[Figure record listings]
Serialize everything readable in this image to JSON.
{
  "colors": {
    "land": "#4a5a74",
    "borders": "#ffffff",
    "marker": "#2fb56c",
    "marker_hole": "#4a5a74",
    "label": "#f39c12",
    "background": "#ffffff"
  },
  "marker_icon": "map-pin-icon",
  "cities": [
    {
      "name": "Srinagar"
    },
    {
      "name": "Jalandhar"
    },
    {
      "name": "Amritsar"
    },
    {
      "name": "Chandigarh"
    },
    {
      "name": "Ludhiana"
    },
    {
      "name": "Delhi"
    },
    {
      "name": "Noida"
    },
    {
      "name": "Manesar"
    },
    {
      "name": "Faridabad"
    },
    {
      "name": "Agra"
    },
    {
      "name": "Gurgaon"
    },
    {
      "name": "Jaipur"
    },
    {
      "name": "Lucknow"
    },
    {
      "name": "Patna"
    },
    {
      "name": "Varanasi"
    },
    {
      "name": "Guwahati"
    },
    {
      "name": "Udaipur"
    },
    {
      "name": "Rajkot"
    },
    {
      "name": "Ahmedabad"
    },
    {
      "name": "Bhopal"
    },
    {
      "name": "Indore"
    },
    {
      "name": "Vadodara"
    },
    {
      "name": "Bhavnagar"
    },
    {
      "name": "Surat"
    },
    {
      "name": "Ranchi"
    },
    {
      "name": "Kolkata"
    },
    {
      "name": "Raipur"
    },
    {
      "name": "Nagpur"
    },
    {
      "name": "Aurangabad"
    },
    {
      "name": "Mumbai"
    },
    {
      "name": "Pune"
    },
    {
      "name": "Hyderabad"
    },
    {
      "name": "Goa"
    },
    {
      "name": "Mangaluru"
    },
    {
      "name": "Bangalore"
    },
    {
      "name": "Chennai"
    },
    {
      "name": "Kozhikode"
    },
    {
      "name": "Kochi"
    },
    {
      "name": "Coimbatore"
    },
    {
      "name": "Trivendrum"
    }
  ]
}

> **TASK DIRECTIONS**
Give all the entries again exactly; leave none out.

> **ANSWER TO THE PROBLEM**
Serialize everything readable in this image to JSON.
{
  "colors": {
    "land": "#4a5a74",
    "borders": "#ffffff",
    "marker": "#2fb56c",
    "marker_hole": "#4a5a74",
    "label": "#f39c12",
    "background": "#ffffff"
  },
  "marker_icon": "map-pin-icon",
  "cities": [
    {
      "name": "Srinagar"
    },
    {
      "name": "Jalandhar"
    },
    {
      "name": "Amritsar"
    },
    {
      "name": "Chandigarh"
    },
    {
      "name": "Ludhiana"
    },
    {
      "name": "Delhi"
    },
    {
      "name": "Noida"
    },
    {
      "name": "Manesar"
    },
    {
      "name": "Faridabad"
    },
    {
      "name": "Agra"
    },
    {
      "name": "Gurgaon"
    },
    {
      "name": "Jaipur"
    },
    {
      "name": "Lucknow"
    },
    {
      "name": "Patna"
    },
    {
      "name": "Varanasi"
    },
    {
      "name": "Guwahati"
    },
    {
      "name": "Udaipur"
    },
    {
      "name": "Rajkot"
    },
    {
      "name": "Ahmedabad"
    },
    {
      "name": "Bhopal"
    },
    {
      "name": "Indore"
    },
    {
      "name": "Vadodara"
    },
    {
      "name": "Bhavnagar"
    },
    {
      "name": "Surat"
    },
    {
      "name": "Ranchi"
    },
    {
      "name": "Kolkata"
    },
    {
      "name": "Raipur"
    },
    {
      "name": "Nagpur"
    },
    {
      "name": "Aurangabad"
    },
    {
      "name": "Mumbai"
    },
    {
      "name": "Pune"
    },
    {
      "name": "Hyderabad"
    },
    {
      "name": "Goa"
    },
    {
      "name": "Mangaluru"
    },
    {
      "name": "Bangalore"
    },
    {
      "name": "Chennai"
    },
    {
      "name": "Kozhikode"
    },
    {
      "name": "Kochi"
    },
    {
      "name": "Coimbatore"
    },
    {
      "name": "Trivendrum"
    }
  ]
}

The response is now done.